──────── Records shown ────────
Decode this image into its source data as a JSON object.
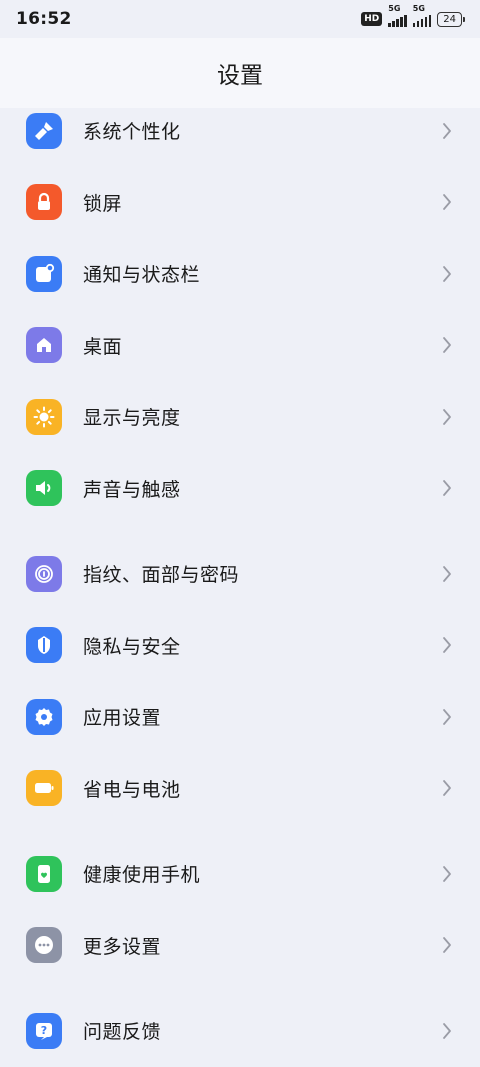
{
  "status": {
    "time": "16:52",
    "hd": "HD",
    "network1": "5G",
    "network2": "5G",
    "battery": "24"
  },
  "header": {
    "title": "设置"
  },
  "colors": {
    "blue": "#3b7cf5",
    "orange": "#f4592b",
    "purple": "#7d7ae8",
    "yellow": "#f9b325",
    "green": "#2fc35b",
    "gray": "#8d93a6"
  },
  "groups": [
    {
      "items": [
        {
          "label": "系统个性化",
          "icon": "brush-icon"
        },
        {
          "label": "锁屏",
          "icon": "lock-icon"
        },
        {
          "label": "通知与状态栏",
          "icon": "notification-icon"
        },
        {
          "label": "桌面",
          "icon": "home-icon"
        },
        {
          "label": "显示与亮度",
          "icon": "sun-icon"
        },
        {
          "label": "声音与触感",
          "icon": "speaker-icon"
        }
      ]
    },
    {
      "items": [
        {
          "label": "指纹、面部与密码",
          "icon": "fingerprint-icon"
        },
        {
          "label": "隐私与安全",
          "icon": "shield-icon"
        },
        {
          "label": "应用设置",
          "icon": "gear-icon"
        },
        {
          "label": "省电与电池",
          "icon": "battery-icon"
        }
      ]
    },
    {
      "items": [
        {
          "label": "健康使用手机",
          "icon": "health-phone-icon"
        },
        {
          "label": "更多设置",
          "icon": "more-icon"
        }
      ]
    },
    {
      "items": [
        {
          "label": "问题反馈",
          "icon": "help-icon"
        }
      ]
    }
  ]
}
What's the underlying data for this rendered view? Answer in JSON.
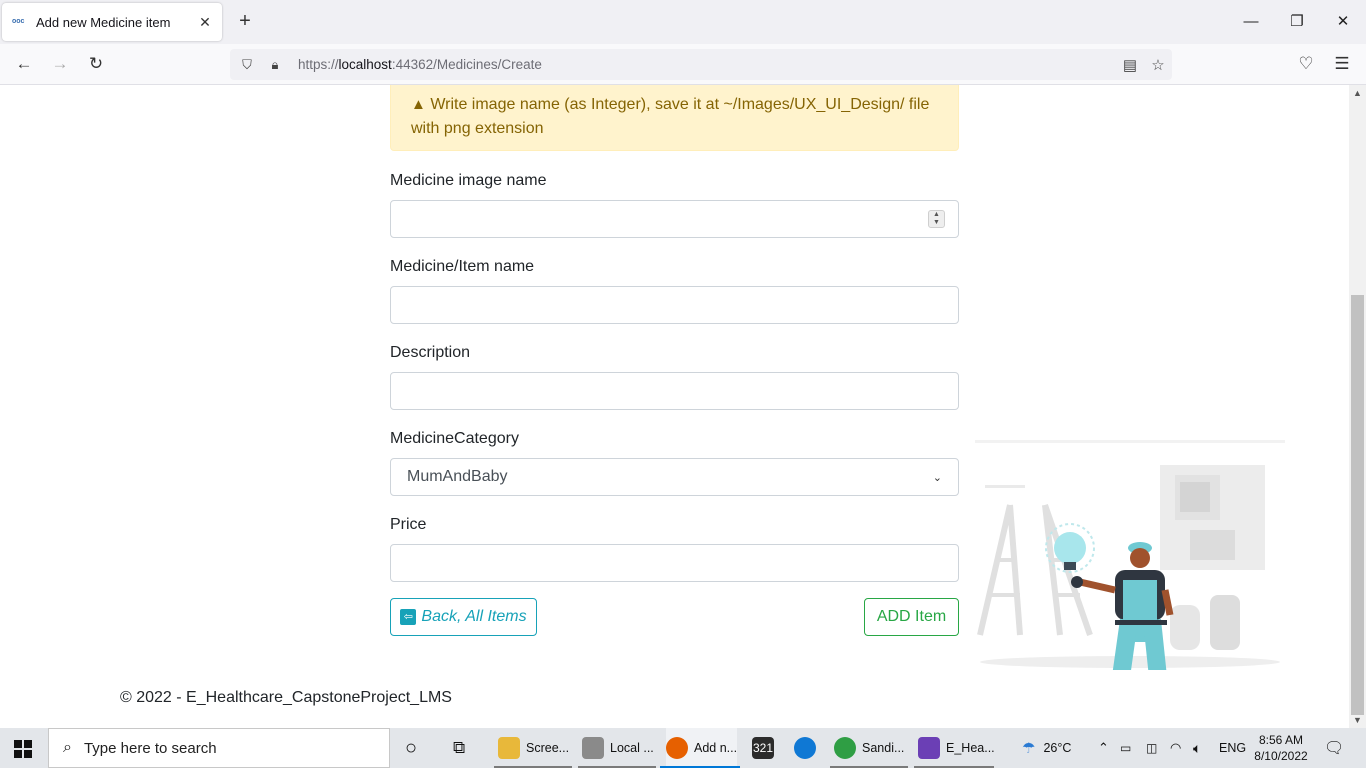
{
  "browser": {
    "tab_title": "Add new Medicine item",
    "url_prefix": "https://",
    "url_host": "localhost",
    "url_rest": ":44362/Medicines/Create"
  },
  "page": {
    "alert_text": "Write image name (as Integer), save it at ~/Images/UX_UI_Design/ file with png extension",
    "fields": {
      "image_name_label": "Medicine image name",
      "image_name_value": "",
      "item_name_label": "Medicine/Item name",
      "item_name_value": "",
      "description_label": "Description",
      "description_value": "",
      "category_label": "MedicineCategory",
      "category_value": "MumAndBaby",
      "price_label": "Price",
      "price_value": ""
    },
    "back_button": "Back, All Items",
    "add_button": "ADD Item",
    "footer": "© 2022 - E_Healthcare_CapstoneProject_LMS"
  },
  "taskbar": {
    "search_placeholder": "Type here to search",
    "apps": [
      {
        "label": "Scree...",
        "color": "#e8b83a"
      },
      {
        "label": "Local ...",
        "color": "#8a8a8a"
      },
      {
        "label": "Add n...",
        "color": "#e66000"
      },
      {
        "label": "",
        "color": "#2b2b2b"
      },
      {
        "label": "",
        "color": "#0f78d4"
      },
      {
        "label": "Sandi...",
        "color": "#2f9e44"
      },
      {
        "label": "E_Hea...",
        "color": "#6b3fb5"
      }
    ],
    "weather": "26°C",
    "language": "ENG",
    "time": "8:56 AM",
    "date": "8/10/2022"
  },
  "colors": {
    "info": "#17a2b8",
    "success": "#28a745",
    "warning_bg": "#fff3cd",
    "warning_text": "#856404"
  }
}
────────
■ Set task: Your task is to copy the entries in full and exactly, without any images.

■ Result of the exercise:
Decode this image into its source data as a JSON object.
{
  "status": {
    "time": "16:52",
    "hd": "HD",
    "network1": "5G",
    "network2": "5G",
    "battery": "24"
  },
  "header": {
    "title": "设置"
  },
  "colors": {
    "blue": "#3b7cf5",
    "orange": "#f4592b",
    "purple": "#7d7ae8",
    "yellow": "#f9b325",
    "green": "#2fc35b",
    "gray": "#8d93a6"
  },
  "groups": [
    {
      "items": [
        {
          "label": "系统个性化",
          "icon": "brush-icon"
        },
        {
          "label": "锁屏",
          "icon": "lock-icon"
        },
        {
          "label": "通知与状态栏",
          "icon": "notification-icon"
        },
        {
          "label": "桌面",
          "icon": "home-icon"
        },
        {
          "label": "显示与亮度",
          "icon": "sun-icon"
        },
        {
          "label": "声音与触感",
          "icon": "speaker-icon"
        }
      ]
    },
    {
      "items": [
        {
          "label": "指纹、面部与密码",
          "icon": "fingerprint-icon"
        },
        {
          "label": "隐私与安全",
          "icon": "shield-icon"
        },
        {
          "label": "应用设置",
          "icon": "gear-icon"
        },
        {
          "label": "省电与电池",
          "icon": "battery-icon"
        }
      ]
    },
    {
      "items": [
        {
          "label": "健康使用手机",
          "icon": "health-phone-icon"
        },
        {
          "label": "更多设置",
          "icon": "more-icon"
        }
      ]
    },
    {
      "items": [
        {
          "label": "问题反馈",
          "icon": "help-icon"
        }
      ]
    }
  ]
}
What's the underlying data for this rendered view? Answer in JSON.
{
  "browser": {
    "tab_title": "Add new Medicine item",
    "url_prefix": "https://",
    "url_host": "localhost",
    "url_rest": ":44362/Medicines/Create"
  },
  "page": {
    "alert_text": "Write image name (as Integer), save it at ~/Images/UX_UI_Design/ file with png extension",
    "fields": {
      "image_name_label": "Medicine image name",
      "image_name_value": "",
      "item_name_label": "Medicine/Item name",
      "item_name_value": "",
      "description_label": "Description",
      "description_value": "",
      "category_label": "MedicineCategory",
      "category_value": "MumAndBaby",
      "price_label": "Price",
      "price_value": ""
    },
    "back_button": "Back, All Items",
    "add_button": "ADD Item",
    "footer": "© 2022 - E_Healthcare_CapstoneProject_LMS"
  },
  "taskbar": {
    "search_placeholder": "Type here to search",
    "apps": [
      {
        "label": "Scree...",
        "color": "#e8b83a"
      },
      {
        "label": "Local ...",
        "color": "#8a8a8a"
      },
      {
        "label": "Add n...",
        "color": "#e66000"
      },
      {
        "label": "",
        "color": "#2b2b2b"
      },
      {
        "label": "",
        "color": "#0f78d4"
      },
      {
        "label": "Sandi...",
        "color": "#2f9e44"
      },
      {
        "label": "E_Hea...",
        "color": "#6b3fb5"
      }
    ],
    "weather": "26°C",
    "language": "ENG",
    "time": "8:56 AM",
    "date": "8/10/2022"
  },
  "colors": {
    "info": "#17a2b8",
    "success": "#28a745",
    "warning_bg": "#fff3cd",
    "warning_text": "#856404"
  }
}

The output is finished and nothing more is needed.